→ **OBJECTIVE**: Check each line of the material below for "against", then copy the ones that contain it.

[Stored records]
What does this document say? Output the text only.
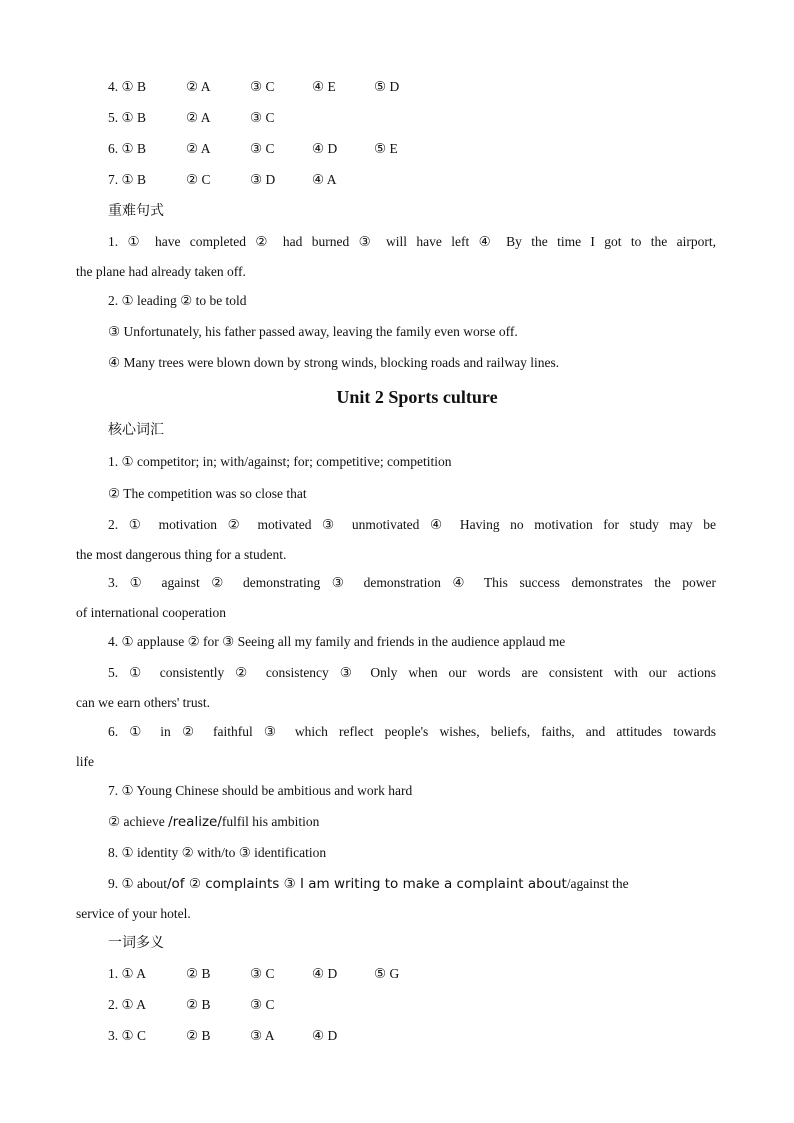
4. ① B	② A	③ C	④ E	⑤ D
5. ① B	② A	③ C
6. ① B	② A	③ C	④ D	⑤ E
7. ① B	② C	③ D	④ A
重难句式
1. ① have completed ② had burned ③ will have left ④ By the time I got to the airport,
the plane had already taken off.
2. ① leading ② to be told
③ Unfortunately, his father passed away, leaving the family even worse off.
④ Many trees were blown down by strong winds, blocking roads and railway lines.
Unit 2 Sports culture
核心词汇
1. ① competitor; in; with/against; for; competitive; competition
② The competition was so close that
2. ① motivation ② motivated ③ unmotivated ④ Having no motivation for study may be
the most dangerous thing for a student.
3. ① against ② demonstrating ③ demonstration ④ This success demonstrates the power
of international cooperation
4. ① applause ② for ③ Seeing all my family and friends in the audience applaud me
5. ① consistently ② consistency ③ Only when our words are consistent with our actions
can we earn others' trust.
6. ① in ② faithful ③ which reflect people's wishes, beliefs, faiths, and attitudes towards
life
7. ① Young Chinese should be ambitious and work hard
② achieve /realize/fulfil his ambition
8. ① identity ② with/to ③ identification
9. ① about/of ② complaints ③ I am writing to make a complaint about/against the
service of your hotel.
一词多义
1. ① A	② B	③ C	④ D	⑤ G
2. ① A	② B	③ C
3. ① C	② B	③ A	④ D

→ **SOLUTION TO THIS PROBLEM**:
1. ① competitor; in; with/against; for; competitive; competition
3. ① against ② demonstrating ③ demonstration ④ This success demonstrates the power
9. ① about/of ② complaints ③ I am writing to make a complaint about/against the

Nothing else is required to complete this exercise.